-- Start of Task data --

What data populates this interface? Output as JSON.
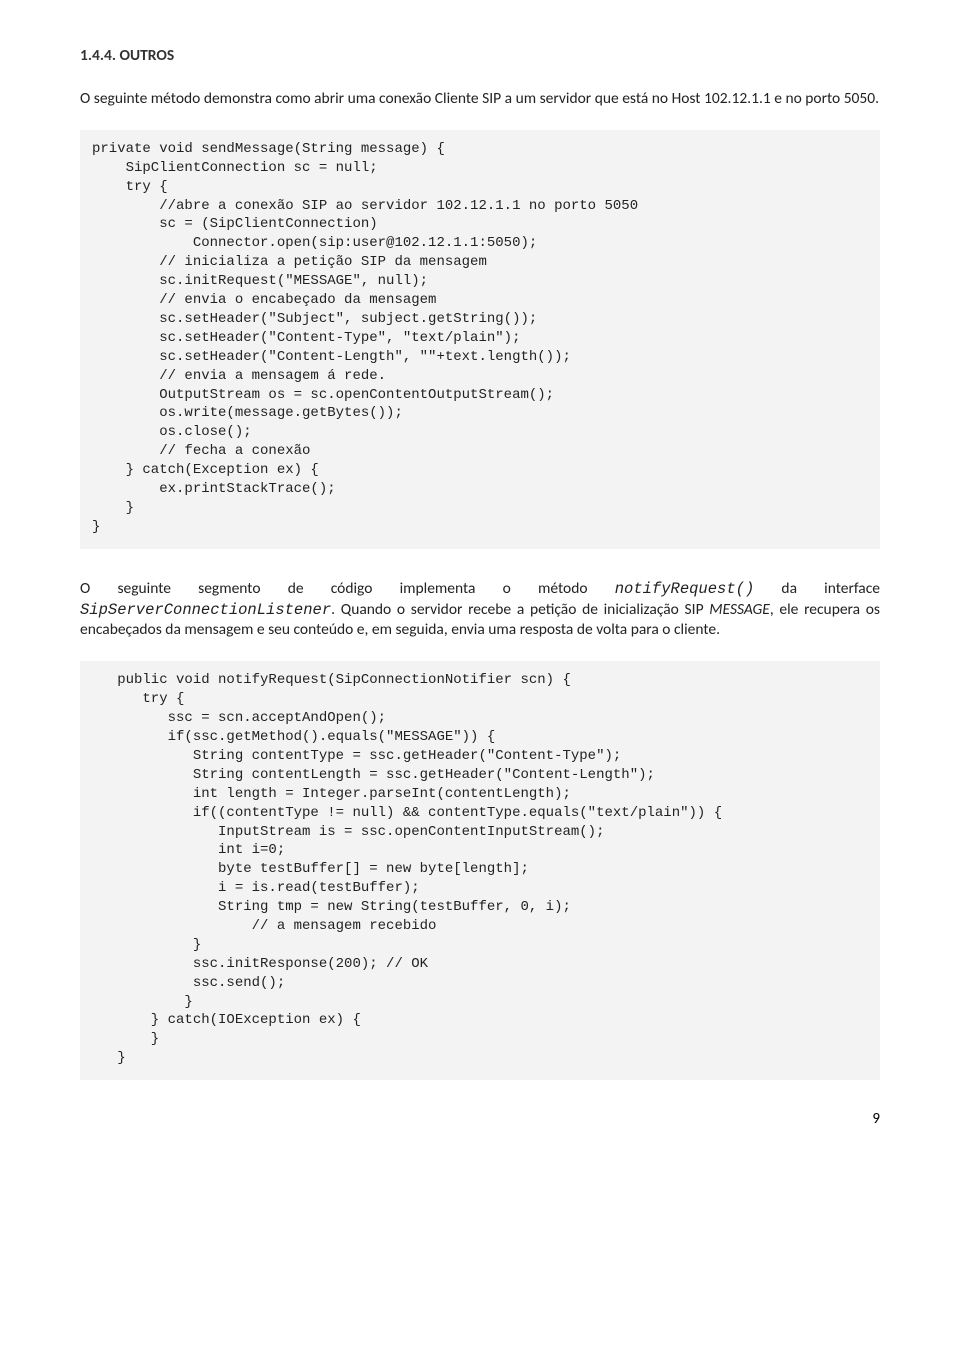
{
  "heading": "1.4.4.  OUTROS",
  "para1": "O seguinte método demonstra como abrir uma conexão Cliente SIP a um servidor que está no Host 102.12.1.1 e no porto 5050.",
  "code1": "private void sendMessage(String message) {\n    SipClientConnection sc = null;\n    try {\n        //abre a conexão SIP ao servidor 102.12.1.1 no porto 5050\n        sc = (SipClientConnection)\n            Connector.open(sip:user@102.12.1.1:5050);\n        // inicializa a petição SIP da mensagem\n        sc.initRequest(\"MESSAGE\", null);\n        // envia o encabeçado da mensagem\n        sc.setHeader(\"Subject\", subject.getString());\n        sc.setHeader(\"Content-Type\", \"text/plain\");\n        sc.setHeader(\"Content-Length\", \"\"+text.length());\n        // envia a mensagem á rede.\n        OutputStream os = sc.openContentOutputStream();\n        os.write(message.getBytes());\n        os.close();\n        // fecha a conexão\n    } catch(Exception ex) {\n        ex.printStackTrace();\n    }\n}",
  "para2_a": "O seguinte segmento de código implementa o método ",
  "para2_notify": "notifyRequest()",
  "para2_b": " da interface ",
  "para2_listener": "SipServerConnectionListener",
  "para2_c": ". Quando o servidor recebe a petição de inicialização SIP ",
  "para2_message": "MESSAGE",
  "para2_d": ", ele recupera os encabeçados da mensagem e seu conteúdo e, em seguida, envia uma resposta de volta para o cliente.",
  "code2": "   public void notifyRequest(SipConnectionNotifier scn) {\n      try {\n         ssc = scn.acceptAndOpen();\n         if(ssc.getMethod().equals(\"MESSAGE\")) {\n            String contentType = ssc.getHeader(\"Content-Type\");\n            String contentLength = ssc.getHeader(\"Content-Length\");\n            int length = Integer.parseInt(contentLength);\n            if((contentType != null) && contentType.equals(\"text/plain\")) {\n               InputStream is = ssc.openContentInputStream();\n               int i=0;\n               byte testBuffer[] = new byte[length];\n               i = is.read(testBuffer);\n               String tmp = new String(testBuffer, 0, i);\n                   // a mensagem recebido\n            }\n            ssc.initResponse(200); // OK\n            ssc.send();\n           }\n       } catch(IOException ex) {\n       }\n   }",
  "pagenum": "9"
}
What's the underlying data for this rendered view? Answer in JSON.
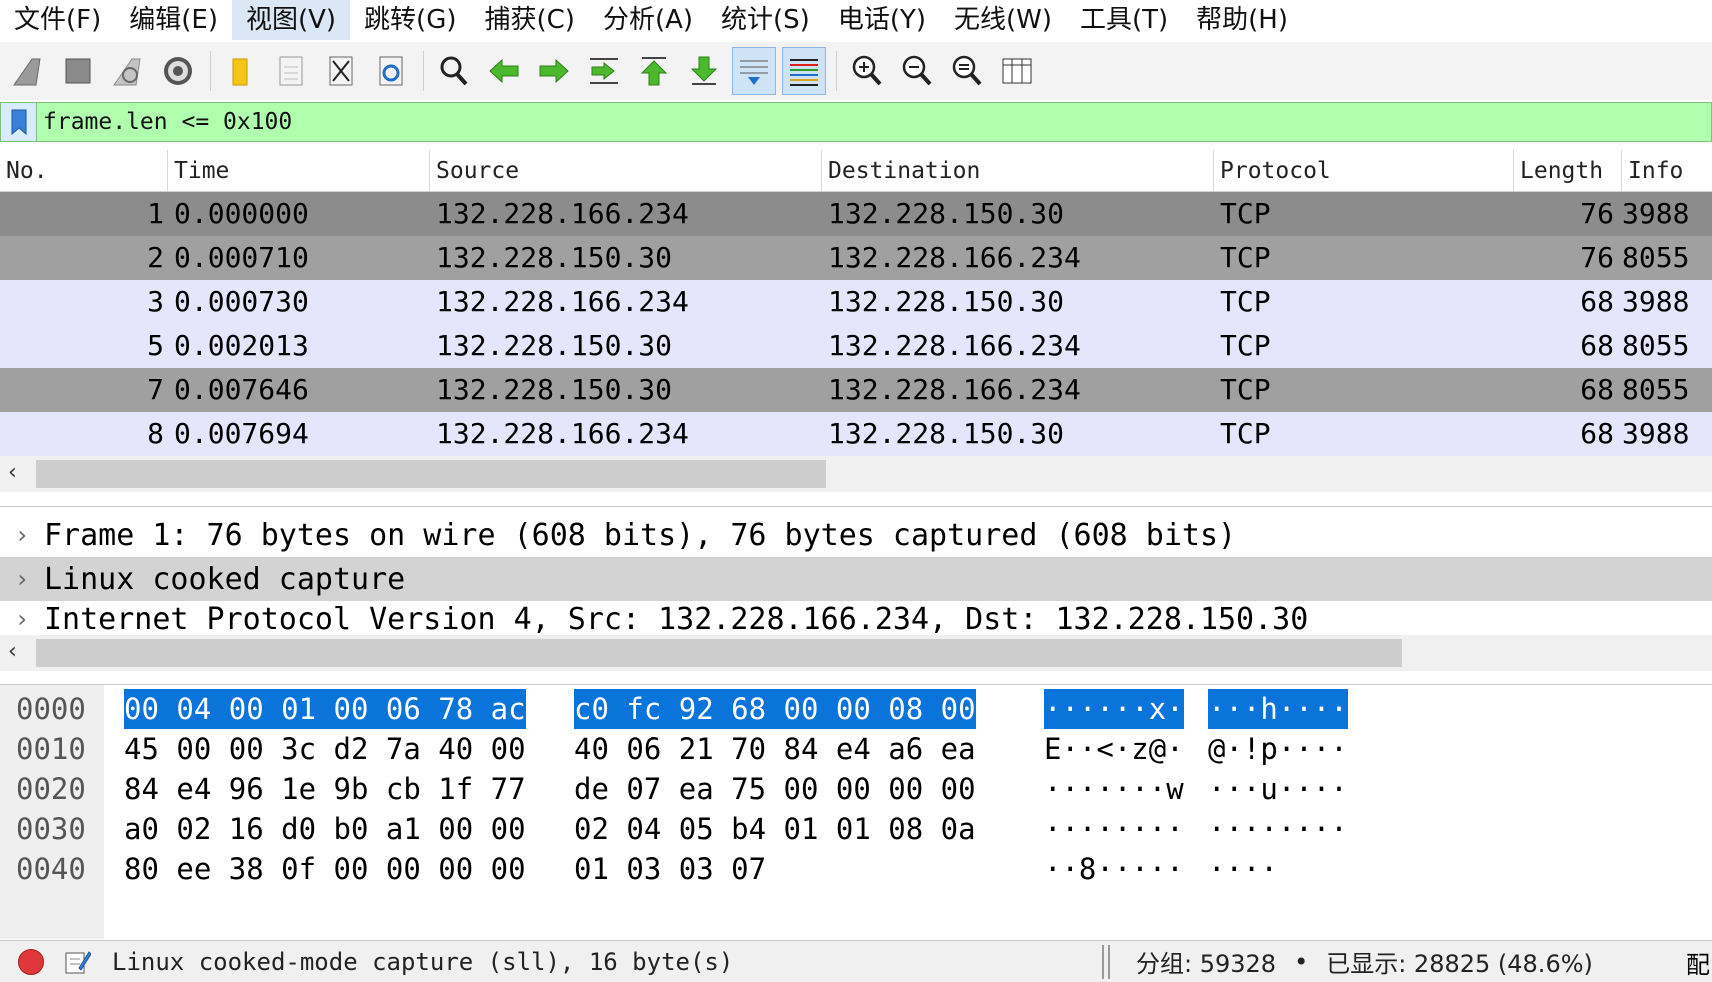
{
  "menu": [
    "文件(F)",
    "编辑(E)",
    "视图(V)",
    "跳转(G)",
    "捕获(C)",
    "分析(A)",
    "统计(S)",
    "电话(Y)",
    "无线(W)",
    "工具(T)",
    "帮助(H)"
  ],
  "toolbar": {
    "icons": [
      "shark-fin-start-icon",
      "stop-square-icon",
      "restart-shark-icon",
      "gear-options-icon",
      "folder-open-icon",
      "file-icon",
      "close-file-icon",
      "reload-icon",
      "search-magnifier-icon",
      "arrow-left-icon",
      "arrow-right-icon",
      "go-to-packet-icon",
      "go-first-icon",
      "go-last-icon",
      "autoscroll-icon",
      "colorize-icon",
      "zoom-in-icon",
      "zoom-out-icon",
      "zoom-normal-icon",
      "resize-columns-icon"
    ]
  },
  "filter": {
    "value": "frame.len <= 0x100"
  },
  "packet_list": {
    "columns": [
      "No.",
      "Time",
      "Source",
      "Destination",
      "Protocol",
      "Length",
      "Info"
    ],
    "rows": [
      {
        "no": "1",
        "time": "0.000000",
        "src": "132.228.166.234",
        "dst": "132.228.150.30",
        "proto": "TCP",
        "len": "76",
        "info": "3988"
      },
      {
        "no": "2",
        "time": "0.000710",
        "src": "132.228.150.30",
        "dst": "132.228.166.234",
        "proto": "TCP",
        "len": "76",
        "info": "8055"
      },
      {
        "no": "3",
        "time": "0.000730",
        "src": "132.228.166.234",
        "dst": "132.228.150.30",
        "proto": "TCP",
        "len": "68",
        "info": "3988"
      },
      {
        "no": "5",
        "time": "0.002013",
        "src": "132.228.150.30",
        "dst": "132.228.166.234",
        "proto": "TCP",
        "len": "68",
        "info": "8055"
      },
      {
        "no": "7",
        "time": "0.007646",
        "src": "132.228.150.30",
        "dst": "132.228.166.234",
        "proto": "TCP",
        "len": "68",
        "info": "8055"
      },
      {
        "no": "8",
        "time": "0.007694",
        "src": "132.228.166.234",
        "dst": "132.228.150.30",
        "proto": "TCP",
        "len": "68",
        "info": "3988"
      }
    ]
  },
  "details": [
    "Frame 1: 76 bytes on wire (608 bits), 76 bytes captured (608 bits)",
    "Linux cooked capture",
    "Internet Protocol Version 4, Src: 132.228.166.234, Dst: 132.228.150.30"
  ],
  "bytes": [
    {
      "offset": "0000",
      "hex1": "00 04 00 01 00 06 78 ac",
      "hex2": "c0 fc 92 68 00 00 08 00",
      "ascii1": "······x·",
      "ascii2": "···h····"
    },
    {
      "offset": "0010",
      "hex1": "45 00 00 3c d2 7a 40 00",
      "hex2": "40 06 21 70 84 e4 a6 ea",
      "ascii1": "E··<·z@·",
      "ascii2": "@·!p····"
    },
    {
      "offset": "0020",
      "hex1": "84 e4 96 1e 9b cb 1f 77",
      "hex2": "de 07 ea 75 00 00 00 00",
      "ascii1": "·······w",
      "ascii2": "···u····"
    },
    {
      "offset": "0030",
      "hex1": "a0 02 16 d0 b0 a1 00 00",
      "hex2": "02 04 05 b4 01 01 08 0a",
      "ascii1": "········",
      "ascii2": "········"
    },
    {
      "offset": "0040",
      "hex1": "80 ee 38 0f 00 00 00 00",
      "hex2": "01 03 03 07",
      "ascii1": "··8·····",
      "ascii2": "····"
    }
  ],
  "status": {
    "text": "Linux cooked-mode capture (sll), 16 byte(s)",
    "packets": "分组: 59328",
    "bullet": "•",
    "displayed": "已显示: 28825 (48.6%)",
    "profile": "配"
  },
  "colors": {
    "filter_ok": "#afffaf",
    "row_gray": "#a0a0a0",
    "row_lavender": "#e5e5fc",
    "highlight": "#0a74da"
  }
}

-- End of Task data --

Transcribe all of the entries word for word, but skip any pictures they contain.

What data populates this interface? Output as JSON.
{
  "heading": "1.4.4.  OUTROS",
  "para1": "O seguinte método demonstra como abrir uma conexão Cliente SIP a um servidor que está no Host 102.12.1.1 e no porto 5050.",
  "code1": "private void sendMessage(String message) {\n    SipClientConnection sc = null;\n    try {\n        //abre a conexão SIP ao servidor 102.12.1.1 no porto 5050\n        sc = (SipClientConnection)\n            Connector.open(sip:user@102.12.1.1:5050);\n        // inicializa a petição SIP da mensagem\n        sc.initRequest(\"MESSAGE\", null);\n        // envia o encabeçado da mensagem\n        sc.setHeader(\"Subject\", subject.getString());\n        sc.setHeader(\"Content-Type\", \"text/plain\");\n        sc.setHeader(\"Content-Length\", \"\"+text.length());\n        // envia a mensagem á rede.\n        OutputStream os = sc.openContentOutputStream();\n        os.write(message.getBytes());\n        os.close();\n        // fecha a conexão\n    } catch(Exception ex) {\n        ex.printStackTrace();\n    }\n}",
  "para2_a": "O seguinte segmento de código implementa o método ",
  "para2_notify": "notifyRequest()",
  "para2_b": " da interface ",
  "para2_listener": "SipServerConnectionListener",
  "para2_c": ". Quando o servidor recebe a petição de inicialização SIP ",
  "para2_message": "MESSAGE",
  "para2_d": ", ele recupera os encabeçados da mensagem e seu conteúdo e, em seguida, envia uma resposta de volta para o cliente.",
  "code2": "   public void notifyRequest(SipConnectionNotifier scn) {\n      try {\n         ssc = scn.acceptAndOpen();\n         if(ssc.getMethod().equals(\"MESSAGE\")) {\n            String contentType = ssc.getHeader(\"Content-Type\");\n            String contentLength = ssc.getHeader(\"Content-Length\");\n            int length = Integer.parseInt(contentLength);\n            if((contentType != null) && contentType.equals(\"text/plain\")) {\n               InputStream is = ssc.openContentInputStream();\n               int i=0;\n               byte testBuffer[] = new byte[length];\n               i = is.read(testBuffer);\n               String tmp = new String(testBuffer, 0, i);\n                   // a mensagem recebido\n            }\n            ssc.initResponse(200); // OK\n            ssc.send();\n           }\n       } catch(IOException ex) {\n       }\n   }",
  "pagenum": "9"
}
What's the underlying data for this rendered view? Answer in JSON.
{
  "menu": [
    "文件(F)",
    "编辑(E)",
    "视图(V)",
    "跳转(G)",
    "捕获(C)",
    "分析(A)",
    "统计(S)",
    "电话(Y)",
    "无线(W)",
    "工具(T)",
    "帮助(H)"
  ],
  "toolbar": {
    "icons": [
      "shark-fin-start-icon",
      "stop-square-icon",
      "restart-shark-icon",
      "gear-options-icon",
      "folder-open-icon",
      "file-icon",
      "close-file-icon",
      "reload-icon",
      "search-magnifier-icon",
      "arrow-left-icon",
      "arrow-right-icon",
      "go-to-packet-icon",
      "go-first-icon",
      "go-last-icon",
      "autoscroll-icon",
      "colorize-icon",
      "zoom-in-icon",
      "zoom-out-icon",
      "zoom-normal-icon",
      "resize-columns-icon"
    ]
  },
  "filter": {
    "value": "frame.len <= 0x100"
  },
  "packet_list": {
    "columns": [
      "No.",
      "Time",
      "Source",
      "Destination",
      "Protocol",
      "Length",
      "Info"
    ],
    "rows": [
      {
        "no": "1",
        "time": "0.000000",
        "src": "132.228.166.234",
        "dst": "132.228.150.30",
        "proto": "TCP",
        "len": "76",
        "info": "3988"
      },
      {
        "no": "2",
        "time": "0.000710",
        "src": "132.228.150.30",
        "dst": "132.228.166.234",
        "proto": "TCP",
        "len": "76",
        "info": "8055"
      },
      {
        "no": "3",
        "time": "0.000730",
        "src": "132.228.166.234",
        "dst": "132.228.150.30",
        "proto": "TCP",
        "len": "68",
        "info": "3988"
      },
      {
        "no": "5",
        "time": "0.002013",
        "src": "132.228.150.30",
        "dst": "132.228.166.234",
        "proto": "TCP",
        "len": "68",
        "info": "8055"
      },
      {
        "no": "7",
        "time": "0.007646",
        "src": "132.228.150.30",
        "dst": "132.228.166.234",
        "proto": "TCP",
        "len": "68",
        "info": "8055"
      },
      {
        "no": "8",
        "time": "0.007694",
        "src": "132.228.166.234",
        "dst": "132.228.150.30",
        "proto": "TCP",
        "len": "68",
        "info": "3988"
      }
    ]
  },
  "details": [
    "Frame 1: 76 bytes on wire (608 bits), 76 bytes captured (608 bits)",
    "Linux cooked capture",
    "Internet Protocol Version 4, Src: 132.228.166.234, Dst: 132.228.150.30"
  ],
  "bytes": [
    {
      "offset": "0000",
      "hex1": "00 04 00 01 00 06 78 ac",
      "hex2": "c0 fc 92 68 00 00 08 00",
      "ascii1": "······x·",
      "ascii2": "···h····"
    },
    {
      "offset": "0010",
      "hex1": "45 00 00 3c d2 7a 40 00",
      "hex2": "40 06 21 70 84 e4 a6 ea",
      "ascii1": "E··<·z@·",
      "ascii2": "@·!p····"
    },
    {
      "offset": "0020",
      "hex1": "84 e4 96 1e 9b cb 1f 77",
      "hex2": "de 07 ea 75 00 00 00 00",
      "ascii1": "·······w",
      "ascii2": "···u····"
    },
    {
      "offset": "0030",
      "hex1": "a0 02 16 d0 b0 a1 00 00",
      "hex2": "02 04 05 b4 01 01 08 0a",
      "ascii1": "········",
      "ascii2": "········"
    },
    {
      "offset": "0040",
      "hex1": "80 ee 38 0f 00 00 00 00",
      "hex2": "01 03 03 07",
      "ascii1": "··8·····",
      "ascii2": "····"
    }
  ],
  "status": {
    "text": "Linux cooked-mode capture (sll), 16 byte(s)",
    "packets": "分组: 59328",
    "bullet": "•",
    "displayed": "已显示: 28825 (48.6%)",
    "profile": "配"
  },
  "colors": {
    "filter_ok": "#afffaf",
    "row_gray": "#a0a0a0",
    "row_lavender": "#e5e5fc",
    "highlight": "#0a74da"
  }
}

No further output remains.